## Direction
Filter the data for lines with the word "五大体系", then copy every line so identified.

## Dataset excerpt

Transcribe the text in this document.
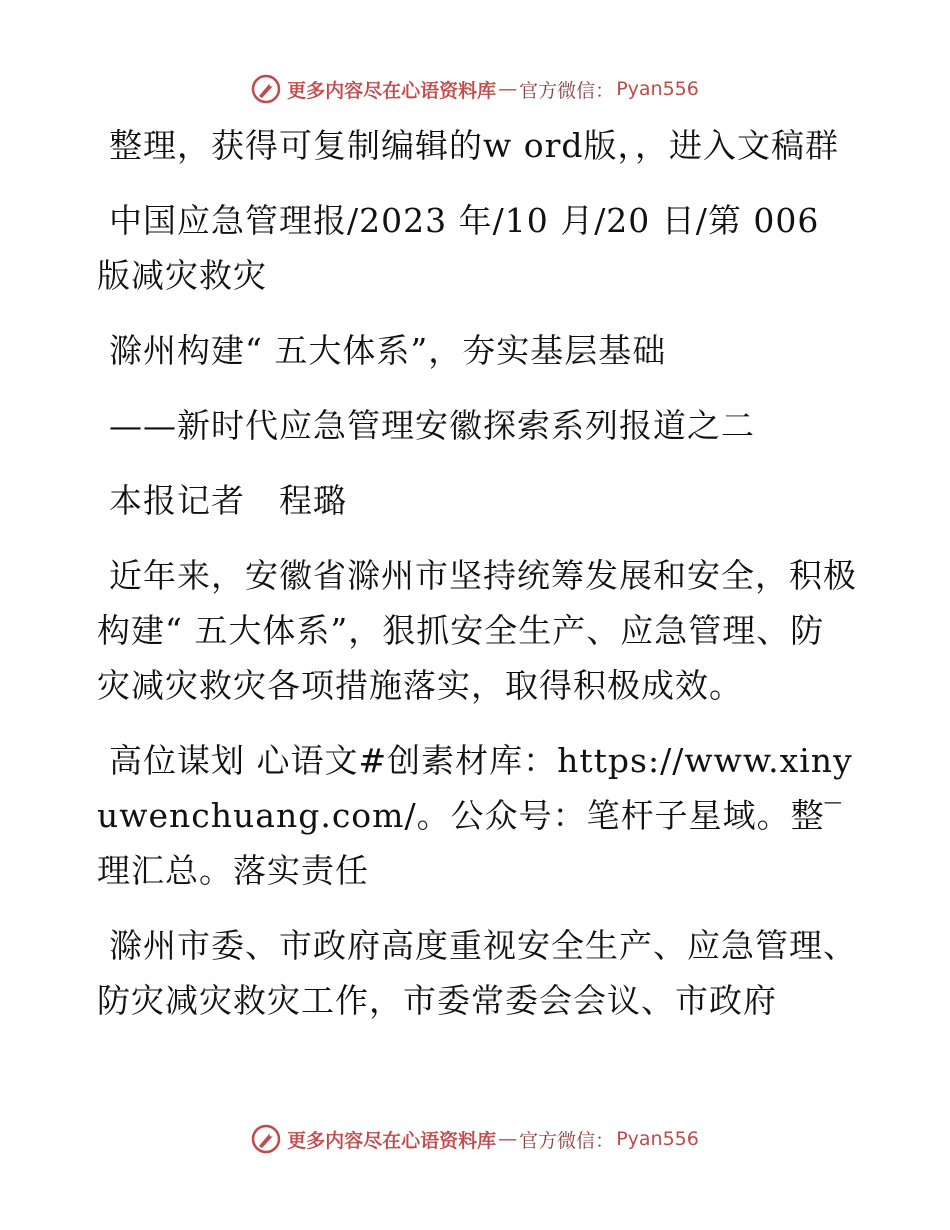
更多内容尽在心语资料库 — 官方微信： Pyan556

整理，获得可复制编辑的w ord版，，进入文稿群

中国应急管理报/2023 年/10 月/20 日/第 006 版减灾救灾

滁州构建“ 五大体系”，夯实基层基础

——新时代应急管理安徽探索系列报道之二

本报记者　程璐

近年来，安徽省滁州市坚持统筹发展和安全，积极构建“ 五大体系”，狠抓安全生产、应急管理、防灾减灾救灾各项措施落实，取得积极成效。

高位谋划 心语文#创素材库：https://www.xinyuwenchuang.com/。公众号：笔杆子星域。整‾理汇总。落实责任

滁州市委、市政府高度重视安全生产、应急管理、防灾减灾救灾工作，市委常委会会议、市政府

更多内容尽在心语资料库 — 官方微信： Pyan556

## Answer to this task
滁州构建“ 五大体系”，夯实基层基础
近年来，安徽省滁州市坚持统筹发展和安全，积极构建“ 五大体系”，狠抓安全生产、应急管理、防灾减灾救灾各项措施落实，取得积极成效。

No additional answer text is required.